→ Do this: Write out each line from the data below that includes the word "name".
___ Records ___
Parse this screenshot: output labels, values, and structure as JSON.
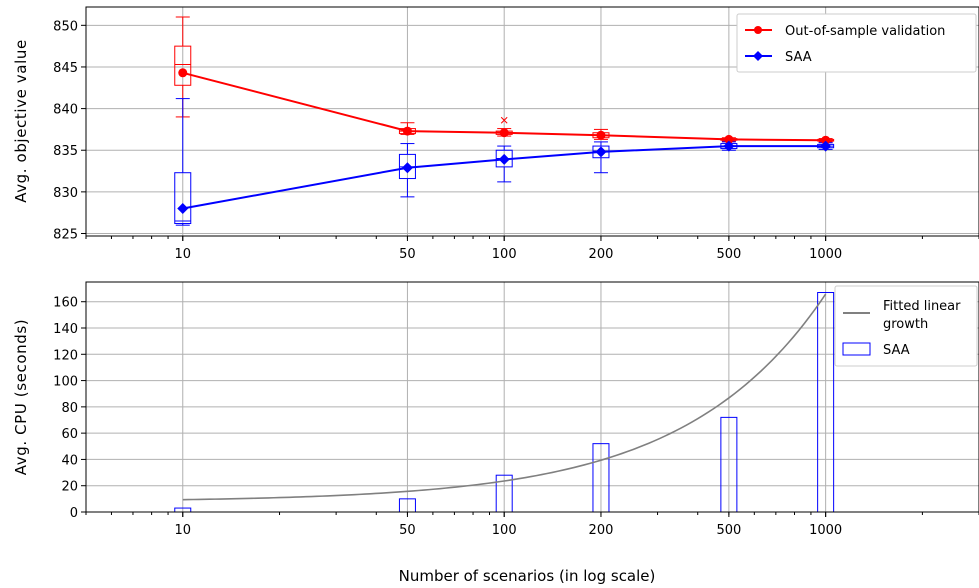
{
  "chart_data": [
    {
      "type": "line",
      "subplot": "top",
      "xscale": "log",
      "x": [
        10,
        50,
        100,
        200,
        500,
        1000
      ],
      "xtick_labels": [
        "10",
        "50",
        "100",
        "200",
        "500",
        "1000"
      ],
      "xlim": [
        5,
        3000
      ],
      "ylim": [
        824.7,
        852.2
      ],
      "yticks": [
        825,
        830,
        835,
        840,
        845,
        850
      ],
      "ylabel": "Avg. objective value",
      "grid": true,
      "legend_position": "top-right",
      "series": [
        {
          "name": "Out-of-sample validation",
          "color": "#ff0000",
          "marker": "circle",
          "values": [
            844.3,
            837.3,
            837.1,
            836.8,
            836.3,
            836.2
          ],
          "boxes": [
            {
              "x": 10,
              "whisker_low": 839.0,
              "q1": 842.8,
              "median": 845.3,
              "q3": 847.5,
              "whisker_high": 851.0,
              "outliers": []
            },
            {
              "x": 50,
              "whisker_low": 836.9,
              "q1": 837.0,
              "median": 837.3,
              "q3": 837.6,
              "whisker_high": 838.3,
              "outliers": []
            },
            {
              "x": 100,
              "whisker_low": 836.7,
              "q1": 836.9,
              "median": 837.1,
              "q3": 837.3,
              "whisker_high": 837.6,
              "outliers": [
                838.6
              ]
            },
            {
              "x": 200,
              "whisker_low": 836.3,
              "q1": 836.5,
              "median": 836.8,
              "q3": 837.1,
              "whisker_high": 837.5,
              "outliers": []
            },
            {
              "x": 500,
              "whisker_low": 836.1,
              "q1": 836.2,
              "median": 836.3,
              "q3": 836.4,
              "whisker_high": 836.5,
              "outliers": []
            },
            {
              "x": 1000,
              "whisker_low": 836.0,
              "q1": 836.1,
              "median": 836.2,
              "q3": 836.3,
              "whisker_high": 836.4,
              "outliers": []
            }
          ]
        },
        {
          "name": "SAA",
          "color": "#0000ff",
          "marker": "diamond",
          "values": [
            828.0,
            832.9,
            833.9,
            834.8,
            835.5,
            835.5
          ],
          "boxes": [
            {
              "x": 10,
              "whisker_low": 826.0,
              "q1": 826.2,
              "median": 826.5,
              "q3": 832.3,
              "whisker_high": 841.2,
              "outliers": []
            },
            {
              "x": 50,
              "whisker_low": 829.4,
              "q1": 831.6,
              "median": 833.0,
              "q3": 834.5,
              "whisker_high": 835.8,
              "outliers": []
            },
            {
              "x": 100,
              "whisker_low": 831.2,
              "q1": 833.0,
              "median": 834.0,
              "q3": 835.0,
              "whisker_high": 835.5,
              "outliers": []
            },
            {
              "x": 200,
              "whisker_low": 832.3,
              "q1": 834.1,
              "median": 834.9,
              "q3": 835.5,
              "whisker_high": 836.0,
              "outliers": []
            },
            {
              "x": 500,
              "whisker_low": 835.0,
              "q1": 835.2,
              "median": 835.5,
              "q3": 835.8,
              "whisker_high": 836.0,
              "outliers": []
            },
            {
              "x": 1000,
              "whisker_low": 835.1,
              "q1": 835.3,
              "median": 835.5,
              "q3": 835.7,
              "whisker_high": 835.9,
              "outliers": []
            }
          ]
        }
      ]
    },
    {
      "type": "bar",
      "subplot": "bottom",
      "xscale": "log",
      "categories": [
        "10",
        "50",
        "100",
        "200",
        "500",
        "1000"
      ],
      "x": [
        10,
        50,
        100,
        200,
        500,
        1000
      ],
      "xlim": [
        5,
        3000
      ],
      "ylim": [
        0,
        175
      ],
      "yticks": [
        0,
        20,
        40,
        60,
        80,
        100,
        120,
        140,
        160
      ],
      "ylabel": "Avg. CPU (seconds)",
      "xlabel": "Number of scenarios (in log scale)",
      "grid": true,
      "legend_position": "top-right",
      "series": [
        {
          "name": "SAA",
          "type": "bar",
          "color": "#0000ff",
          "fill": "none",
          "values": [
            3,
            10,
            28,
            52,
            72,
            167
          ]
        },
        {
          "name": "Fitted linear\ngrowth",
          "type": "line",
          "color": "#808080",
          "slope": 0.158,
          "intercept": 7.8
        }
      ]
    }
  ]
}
___
→ Completed task:
          "name": "Out-of-sample validation",
          "name": "SAA",
          "name": "SAA",
          "name": "Fitted linear\ngrowth",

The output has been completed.